==== RECORDS SUPPLIED

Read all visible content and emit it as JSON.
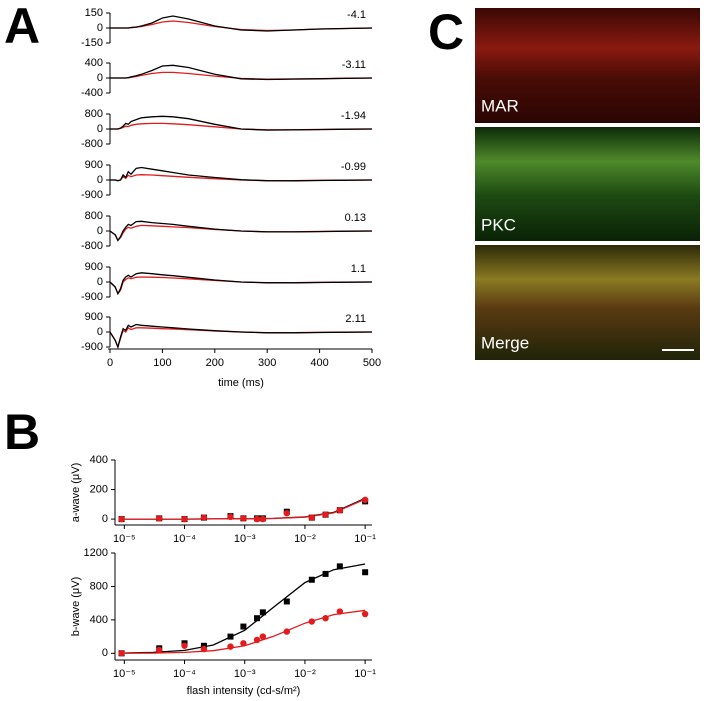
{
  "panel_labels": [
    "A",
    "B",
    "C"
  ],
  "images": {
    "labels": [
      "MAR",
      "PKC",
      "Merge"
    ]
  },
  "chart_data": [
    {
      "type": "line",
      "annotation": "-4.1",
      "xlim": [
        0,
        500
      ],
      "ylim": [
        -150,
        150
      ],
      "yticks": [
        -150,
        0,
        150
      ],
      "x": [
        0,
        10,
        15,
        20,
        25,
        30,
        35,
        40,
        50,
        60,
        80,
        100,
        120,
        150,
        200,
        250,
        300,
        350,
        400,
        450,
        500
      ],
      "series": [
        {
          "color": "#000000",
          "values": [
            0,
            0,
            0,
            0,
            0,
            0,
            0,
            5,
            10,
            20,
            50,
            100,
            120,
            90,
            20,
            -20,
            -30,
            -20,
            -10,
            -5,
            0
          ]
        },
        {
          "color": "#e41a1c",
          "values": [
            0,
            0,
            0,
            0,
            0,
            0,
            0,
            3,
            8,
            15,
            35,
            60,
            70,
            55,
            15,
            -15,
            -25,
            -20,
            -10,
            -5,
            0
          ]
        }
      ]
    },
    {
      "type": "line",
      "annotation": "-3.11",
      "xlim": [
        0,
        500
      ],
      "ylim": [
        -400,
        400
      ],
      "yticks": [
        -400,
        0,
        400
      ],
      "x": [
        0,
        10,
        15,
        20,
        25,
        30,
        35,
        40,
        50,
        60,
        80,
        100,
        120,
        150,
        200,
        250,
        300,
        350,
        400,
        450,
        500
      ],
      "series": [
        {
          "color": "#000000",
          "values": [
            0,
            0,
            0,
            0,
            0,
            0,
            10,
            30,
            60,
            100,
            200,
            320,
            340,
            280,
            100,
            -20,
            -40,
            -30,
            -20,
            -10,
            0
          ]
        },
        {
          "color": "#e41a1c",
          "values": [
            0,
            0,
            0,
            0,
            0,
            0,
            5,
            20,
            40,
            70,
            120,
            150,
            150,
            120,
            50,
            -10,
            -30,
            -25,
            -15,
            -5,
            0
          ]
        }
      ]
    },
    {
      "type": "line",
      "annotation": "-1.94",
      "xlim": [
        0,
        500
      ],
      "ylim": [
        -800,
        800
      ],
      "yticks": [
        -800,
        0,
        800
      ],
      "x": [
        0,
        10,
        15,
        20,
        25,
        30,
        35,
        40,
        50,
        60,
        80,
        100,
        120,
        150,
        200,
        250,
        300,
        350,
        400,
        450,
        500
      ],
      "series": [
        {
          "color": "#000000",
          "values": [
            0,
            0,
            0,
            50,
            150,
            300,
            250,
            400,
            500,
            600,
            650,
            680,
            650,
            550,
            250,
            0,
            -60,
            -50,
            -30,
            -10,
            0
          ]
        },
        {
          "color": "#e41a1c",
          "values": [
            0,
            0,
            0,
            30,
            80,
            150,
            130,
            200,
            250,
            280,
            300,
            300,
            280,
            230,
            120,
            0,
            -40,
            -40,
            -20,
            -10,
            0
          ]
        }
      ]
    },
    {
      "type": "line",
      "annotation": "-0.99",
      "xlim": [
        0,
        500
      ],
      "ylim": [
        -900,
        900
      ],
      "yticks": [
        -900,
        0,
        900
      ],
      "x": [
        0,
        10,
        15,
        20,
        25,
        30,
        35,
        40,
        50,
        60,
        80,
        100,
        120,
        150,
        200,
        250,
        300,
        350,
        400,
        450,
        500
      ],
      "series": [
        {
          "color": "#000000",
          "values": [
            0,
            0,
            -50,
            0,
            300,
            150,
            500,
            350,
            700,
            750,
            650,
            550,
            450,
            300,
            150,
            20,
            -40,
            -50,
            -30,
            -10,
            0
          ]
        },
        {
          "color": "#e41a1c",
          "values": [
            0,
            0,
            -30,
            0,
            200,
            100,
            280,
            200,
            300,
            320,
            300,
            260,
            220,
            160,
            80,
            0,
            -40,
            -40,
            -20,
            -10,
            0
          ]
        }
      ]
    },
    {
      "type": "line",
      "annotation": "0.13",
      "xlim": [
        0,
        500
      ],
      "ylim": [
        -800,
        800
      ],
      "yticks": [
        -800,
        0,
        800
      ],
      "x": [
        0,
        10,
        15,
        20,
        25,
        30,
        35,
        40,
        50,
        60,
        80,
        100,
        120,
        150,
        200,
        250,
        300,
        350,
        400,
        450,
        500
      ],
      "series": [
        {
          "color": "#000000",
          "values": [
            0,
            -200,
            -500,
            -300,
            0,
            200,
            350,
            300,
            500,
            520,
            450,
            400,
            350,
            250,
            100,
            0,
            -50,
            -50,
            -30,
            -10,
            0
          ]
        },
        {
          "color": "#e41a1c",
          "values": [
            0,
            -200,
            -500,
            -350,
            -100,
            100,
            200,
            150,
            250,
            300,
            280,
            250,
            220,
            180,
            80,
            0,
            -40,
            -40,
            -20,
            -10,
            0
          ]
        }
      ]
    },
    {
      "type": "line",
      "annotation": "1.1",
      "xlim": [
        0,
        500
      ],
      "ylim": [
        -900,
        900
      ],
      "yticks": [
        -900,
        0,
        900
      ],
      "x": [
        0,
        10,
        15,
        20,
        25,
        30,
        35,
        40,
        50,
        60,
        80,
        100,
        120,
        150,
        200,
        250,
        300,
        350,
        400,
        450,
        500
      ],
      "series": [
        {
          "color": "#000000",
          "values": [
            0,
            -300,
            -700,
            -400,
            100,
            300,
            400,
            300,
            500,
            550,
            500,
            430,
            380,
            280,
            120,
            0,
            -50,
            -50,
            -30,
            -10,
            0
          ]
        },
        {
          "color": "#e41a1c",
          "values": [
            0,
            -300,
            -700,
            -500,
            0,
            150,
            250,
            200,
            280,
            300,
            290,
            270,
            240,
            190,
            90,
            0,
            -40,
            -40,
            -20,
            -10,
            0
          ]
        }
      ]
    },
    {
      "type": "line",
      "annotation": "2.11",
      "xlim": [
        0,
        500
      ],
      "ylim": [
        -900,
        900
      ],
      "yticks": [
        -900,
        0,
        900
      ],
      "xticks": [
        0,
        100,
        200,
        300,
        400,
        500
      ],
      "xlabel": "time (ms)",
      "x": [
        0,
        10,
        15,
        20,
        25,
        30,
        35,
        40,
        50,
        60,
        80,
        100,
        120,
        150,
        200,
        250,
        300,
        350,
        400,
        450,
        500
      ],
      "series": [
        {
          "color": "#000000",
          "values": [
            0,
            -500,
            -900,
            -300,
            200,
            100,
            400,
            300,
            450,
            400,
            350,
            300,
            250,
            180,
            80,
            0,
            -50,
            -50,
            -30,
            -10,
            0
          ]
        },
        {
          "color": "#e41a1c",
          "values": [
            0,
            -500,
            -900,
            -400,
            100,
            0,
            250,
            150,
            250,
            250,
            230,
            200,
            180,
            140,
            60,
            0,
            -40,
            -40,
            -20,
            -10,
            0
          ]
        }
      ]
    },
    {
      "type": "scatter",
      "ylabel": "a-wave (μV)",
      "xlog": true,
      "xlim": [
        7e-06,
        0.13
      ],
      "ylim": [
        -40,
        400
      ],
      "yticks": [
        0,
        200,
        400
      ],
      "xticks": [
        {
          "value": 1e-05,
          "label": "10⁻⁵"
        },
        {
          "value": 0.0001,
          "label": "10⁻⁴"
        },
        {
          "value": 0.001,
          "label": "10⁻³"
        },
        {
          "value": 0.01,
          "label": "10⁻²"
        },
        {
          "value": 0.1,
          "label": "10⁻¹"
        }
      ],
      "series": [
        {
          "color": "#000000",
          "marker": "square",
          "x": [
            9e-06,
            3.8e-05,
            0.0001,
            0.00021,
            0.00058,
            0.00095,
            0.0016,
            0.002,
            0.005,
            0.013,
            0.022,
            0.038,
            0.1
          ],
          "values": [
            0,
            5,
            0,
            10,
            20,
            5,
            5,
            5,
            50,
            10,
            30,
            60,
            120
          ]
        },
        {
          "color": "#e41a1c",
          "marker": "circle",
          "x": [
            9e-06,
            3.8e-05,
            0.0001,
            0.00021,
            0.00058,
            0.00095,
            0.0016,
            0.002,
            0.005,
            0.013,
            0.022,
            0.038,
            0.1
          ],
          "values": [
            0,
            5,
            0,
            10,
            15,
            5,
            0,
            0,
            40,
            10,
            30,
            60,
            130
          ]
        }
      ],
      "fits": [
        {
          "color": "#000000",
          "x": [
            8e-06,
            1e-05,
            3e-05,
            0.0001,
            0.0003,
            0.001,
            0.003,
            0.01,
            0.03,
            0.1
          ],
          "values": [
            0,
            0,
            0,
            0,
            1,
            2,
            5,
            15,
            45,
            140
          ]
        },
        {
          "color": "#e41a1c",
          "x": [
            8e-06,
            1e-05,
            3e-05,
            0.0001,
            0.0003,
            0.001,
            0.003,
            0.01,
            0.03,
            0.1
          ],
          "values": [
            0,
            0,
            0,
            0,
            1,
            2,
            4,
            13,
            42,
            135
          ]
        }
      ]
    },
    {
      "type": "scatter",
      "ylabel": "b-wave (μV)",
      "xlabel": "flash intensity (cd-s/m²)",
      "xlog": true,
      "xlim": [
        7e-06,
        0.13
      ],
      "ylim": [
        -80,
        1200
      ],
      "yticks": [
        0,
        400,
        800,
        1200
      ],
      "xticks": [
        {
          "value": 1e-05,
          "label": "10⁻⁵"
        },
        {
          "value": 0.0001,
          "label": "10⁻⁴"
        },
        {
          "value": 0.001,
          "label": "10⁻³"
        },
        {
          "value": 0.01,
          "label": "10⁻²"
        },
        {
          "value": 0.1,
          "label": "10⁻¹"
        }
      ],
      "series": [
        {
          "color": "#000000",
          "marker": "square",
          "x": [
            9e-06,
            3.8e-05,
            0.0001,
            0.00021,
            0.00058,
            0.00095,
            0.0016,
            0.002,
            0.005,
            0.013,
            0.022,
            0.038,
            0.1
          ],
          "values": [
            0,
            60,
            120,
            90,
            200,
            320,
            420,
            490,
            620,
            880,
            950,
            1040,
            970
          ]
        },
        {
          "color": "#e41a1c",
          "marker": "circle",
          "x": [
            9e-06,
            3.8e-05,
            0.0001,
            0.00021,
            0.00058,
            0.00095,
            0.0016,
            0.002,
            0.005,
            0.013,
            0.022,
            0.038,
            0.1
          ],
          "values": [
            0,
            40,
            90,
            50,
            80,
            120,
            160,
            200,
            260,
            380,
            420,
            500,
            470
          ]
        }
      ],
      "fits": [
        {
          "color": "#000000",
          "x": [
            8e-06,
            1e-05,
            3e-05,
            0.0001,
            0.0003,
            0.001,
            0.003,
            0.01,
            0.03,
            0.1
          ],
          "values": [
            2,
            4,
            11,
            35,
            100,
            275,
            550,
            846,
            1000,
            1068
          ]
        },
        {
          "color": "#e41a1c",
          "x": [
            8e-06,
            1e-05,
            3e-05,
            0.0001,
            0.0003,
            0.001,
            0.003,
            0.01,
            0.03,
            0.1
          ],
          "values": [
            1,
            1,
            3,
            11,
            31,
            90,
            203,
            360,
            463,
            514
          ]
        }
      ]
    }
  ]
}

========

TASK REQUIREMENTS -> Scan the material for lines with the word "xlabel", and copy each line you find.

CORRECT RESULT ->
      "xlabel": "time (ms)",
      "xlabel": "flash intensity (cd-s/m²)",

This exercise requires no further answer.